+++ The data

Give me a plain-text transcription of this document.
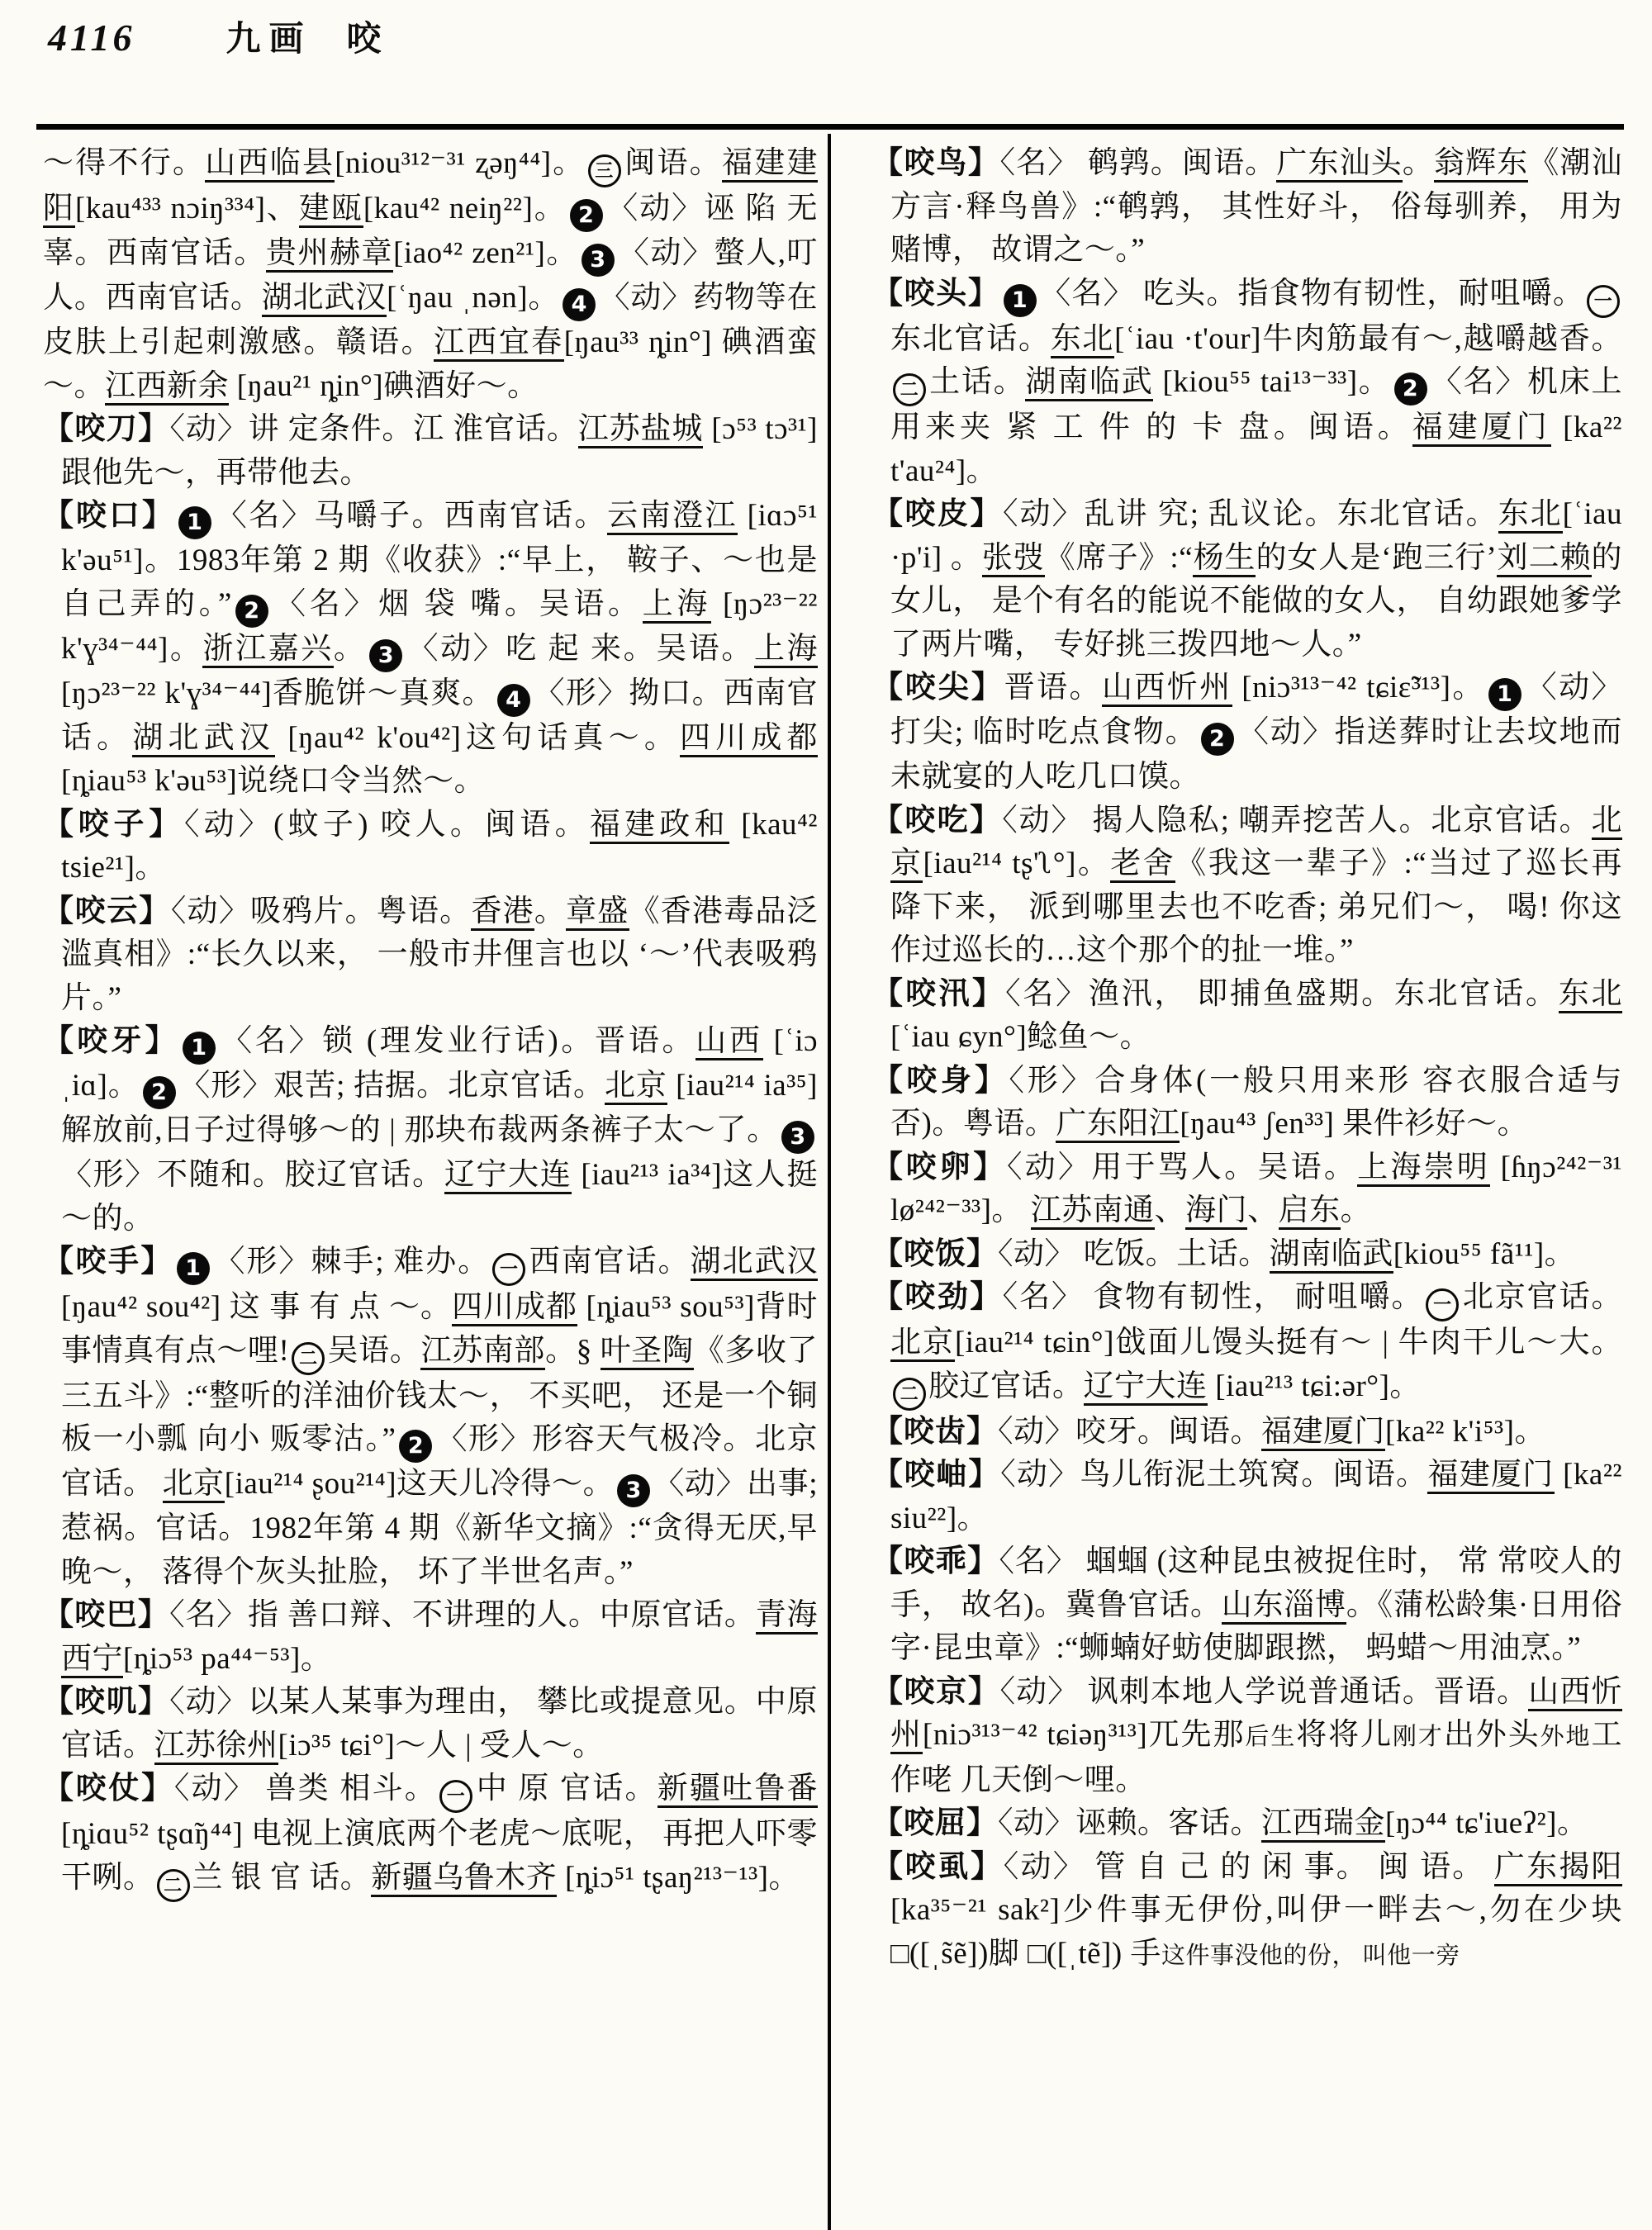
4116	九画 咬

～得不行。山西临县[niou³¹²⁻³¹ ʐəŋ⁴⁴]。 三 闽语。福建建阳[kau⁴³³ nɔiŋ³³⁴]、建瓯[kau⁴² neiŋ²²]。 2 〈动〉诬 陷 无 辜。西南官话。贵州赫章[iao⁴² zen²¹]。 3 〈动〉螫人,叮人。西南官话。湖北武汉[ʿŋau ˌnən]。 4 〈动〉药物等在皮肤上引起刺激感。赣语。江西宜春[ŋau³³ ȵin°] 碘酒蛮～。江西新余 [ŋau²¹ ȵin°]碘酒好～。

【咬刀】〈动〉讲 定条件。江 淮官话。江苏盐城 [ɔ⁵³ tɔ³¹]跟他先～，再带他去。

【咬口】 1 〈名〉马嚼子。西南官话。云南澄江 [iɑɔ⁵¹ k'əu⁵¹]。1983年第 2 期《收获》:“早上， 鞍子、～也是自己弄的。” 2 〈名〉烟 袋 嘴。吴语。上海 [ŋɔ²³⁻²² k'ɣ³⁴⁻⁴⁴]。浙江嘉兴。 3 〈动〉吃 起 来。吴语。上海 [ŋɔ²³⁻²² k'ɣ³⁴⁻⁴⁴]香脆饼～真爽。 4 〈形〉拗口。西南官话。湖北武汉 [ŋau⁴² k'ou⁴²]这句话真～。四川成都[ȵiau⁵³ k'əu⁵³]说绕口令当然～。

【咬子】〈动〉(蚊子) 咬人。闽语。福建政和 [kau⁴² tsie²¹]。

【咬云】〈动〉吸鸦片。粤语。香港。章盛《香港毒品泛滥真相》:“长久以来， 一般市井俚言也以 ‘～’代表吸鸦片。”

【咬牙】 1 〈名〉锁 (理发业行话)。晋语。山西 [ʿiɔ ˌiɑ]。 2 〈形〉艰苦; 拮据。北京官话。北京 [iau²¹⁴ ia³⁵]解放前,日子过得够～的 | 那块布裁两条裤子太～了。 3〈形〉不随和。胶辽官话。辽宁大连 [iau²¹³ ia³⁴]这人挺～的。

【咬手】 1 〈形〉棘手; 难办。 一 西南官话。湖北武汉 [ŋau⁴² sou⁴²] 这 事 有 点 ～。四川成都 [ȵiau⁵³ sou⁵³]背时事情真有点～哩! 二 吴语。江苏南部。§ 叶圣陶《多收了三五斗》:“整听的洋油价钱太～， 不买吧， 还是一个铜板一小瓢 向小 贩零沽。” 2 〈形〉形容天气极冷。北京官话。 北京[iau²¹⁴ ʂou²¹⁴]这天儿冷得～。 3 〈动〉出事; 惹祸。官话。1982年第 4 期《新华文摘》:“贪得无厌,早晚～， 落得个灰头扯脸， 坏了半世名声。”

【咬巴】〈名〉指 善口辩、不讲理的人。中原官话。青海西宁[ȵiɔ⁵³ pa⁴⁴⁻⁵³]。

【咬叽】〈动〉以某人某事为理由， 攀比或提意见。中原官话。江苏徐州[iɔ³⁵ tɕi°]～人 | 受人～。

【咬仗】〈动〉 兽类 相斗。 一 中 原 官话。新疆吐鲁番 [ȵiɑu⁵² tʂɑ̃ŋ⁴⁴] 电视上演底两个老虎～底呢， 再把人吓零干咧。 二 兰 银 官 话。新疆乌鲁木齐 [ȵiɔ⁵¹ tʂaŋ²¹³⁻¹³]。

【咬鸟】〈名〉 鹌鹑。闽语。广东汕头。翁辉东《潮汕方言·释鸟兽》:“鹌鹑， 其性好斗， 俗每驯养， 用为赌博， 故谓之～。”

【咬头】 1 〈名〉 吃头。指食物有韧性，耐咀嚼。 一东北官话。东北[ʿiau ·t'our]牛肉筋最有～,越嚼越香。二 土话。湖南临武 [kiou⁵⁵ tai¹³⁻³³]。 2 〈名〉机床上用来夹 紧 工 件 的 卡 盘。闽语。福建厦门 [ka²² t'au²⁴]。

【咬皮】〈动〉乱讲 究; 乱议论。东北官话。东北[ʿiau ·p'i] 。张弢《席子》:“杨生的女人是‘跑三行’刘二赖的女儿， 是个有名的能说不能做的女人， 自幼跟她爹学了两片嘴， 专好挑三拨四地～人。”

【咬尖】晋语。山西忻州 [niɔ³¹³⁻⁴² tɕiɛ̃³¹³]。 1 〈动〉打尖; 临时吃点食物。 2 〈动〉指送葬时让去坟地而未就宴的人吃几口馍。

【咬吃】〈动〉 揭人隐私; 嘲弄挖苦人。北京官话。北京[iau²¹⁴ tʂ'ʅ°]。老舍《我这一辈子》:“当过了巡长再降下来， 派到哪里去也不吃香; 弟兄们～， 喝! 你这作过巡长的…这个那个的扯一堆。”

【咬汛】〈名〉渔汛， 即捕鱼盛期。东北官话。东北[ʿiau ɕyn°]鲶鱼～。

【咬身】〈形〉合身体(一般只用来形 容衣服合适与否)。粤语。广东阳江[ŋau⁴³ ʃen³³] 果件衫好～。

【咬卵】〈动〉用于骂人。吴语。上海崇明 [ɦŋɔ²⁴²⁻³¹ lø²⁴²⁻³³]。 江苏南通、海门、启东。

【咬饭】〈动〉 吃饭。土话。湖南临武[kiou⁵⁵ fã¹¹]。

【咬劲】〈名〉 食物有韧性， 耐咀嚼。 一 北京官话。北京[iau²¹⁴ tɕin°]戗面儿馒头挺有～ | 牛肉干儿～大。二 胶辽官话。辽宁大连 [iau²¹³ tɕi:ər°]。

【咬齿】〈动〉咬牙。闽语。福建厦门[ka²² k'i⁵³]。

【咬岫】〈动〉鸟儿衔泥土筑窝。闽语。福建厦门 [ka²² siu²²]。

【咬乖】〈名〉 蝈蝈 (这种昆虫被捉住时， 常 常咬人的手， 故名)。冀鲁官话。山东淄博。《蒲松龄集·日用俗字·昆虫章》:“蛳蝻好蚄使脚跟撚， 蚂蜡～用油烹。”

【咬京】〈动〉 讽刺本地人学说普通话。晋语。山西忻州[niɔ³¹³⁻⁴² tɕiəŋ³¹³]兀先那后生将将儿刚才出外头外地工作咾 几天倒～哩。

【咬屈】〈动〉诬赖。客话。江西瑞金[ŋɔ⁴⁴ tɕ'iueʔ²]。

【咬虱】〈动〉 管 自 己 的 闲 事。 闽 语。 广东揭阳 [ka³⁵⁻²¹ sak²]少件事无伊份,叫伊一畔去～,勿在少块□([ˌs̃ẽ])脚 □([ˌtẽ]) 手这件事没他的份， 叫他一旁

++++++
+++ The data

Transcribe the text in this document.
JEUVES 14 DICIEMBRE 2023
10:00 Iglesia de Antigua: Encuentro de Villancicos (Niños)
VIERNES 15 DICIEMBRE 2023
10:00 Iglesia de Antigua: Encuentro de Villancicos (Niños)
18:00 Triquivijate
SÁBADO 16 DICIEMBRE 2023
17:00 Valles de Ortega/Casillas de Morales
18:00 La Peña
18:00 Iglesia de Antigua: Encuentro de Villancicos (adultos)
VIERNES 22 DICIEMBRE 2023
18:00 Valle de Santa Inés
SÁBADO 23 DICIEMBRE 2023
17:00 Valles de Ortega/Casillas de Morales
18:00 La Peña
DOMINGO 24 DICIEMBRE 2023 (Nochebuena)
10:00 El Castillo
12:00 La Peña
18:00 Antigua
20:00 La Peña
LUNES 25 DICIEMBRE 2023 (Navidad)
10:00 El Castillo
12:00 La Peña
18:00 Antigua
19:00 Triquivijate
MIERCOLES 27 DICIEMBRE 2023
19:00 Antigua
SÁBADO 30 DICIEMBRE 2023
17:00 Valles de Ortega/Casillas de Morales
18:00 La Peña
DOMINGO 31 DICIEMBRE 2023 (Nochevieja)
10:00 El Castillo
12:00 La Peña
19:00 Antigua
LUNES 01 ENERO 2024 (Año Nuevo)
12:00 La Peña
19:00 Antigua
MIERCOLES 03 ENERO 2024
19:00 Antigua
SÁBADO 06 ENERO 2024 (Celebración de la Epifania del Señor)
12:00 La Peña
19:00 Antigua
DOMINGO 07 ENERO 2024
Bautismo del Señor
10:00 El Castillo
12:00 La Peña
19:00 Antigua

++++++

> [Exercise prompt] From the data above, copy out every line with the string "Triquivijate" in it.

> [Exercise output]
18:00 Triquivijate
19:00 Triquivijate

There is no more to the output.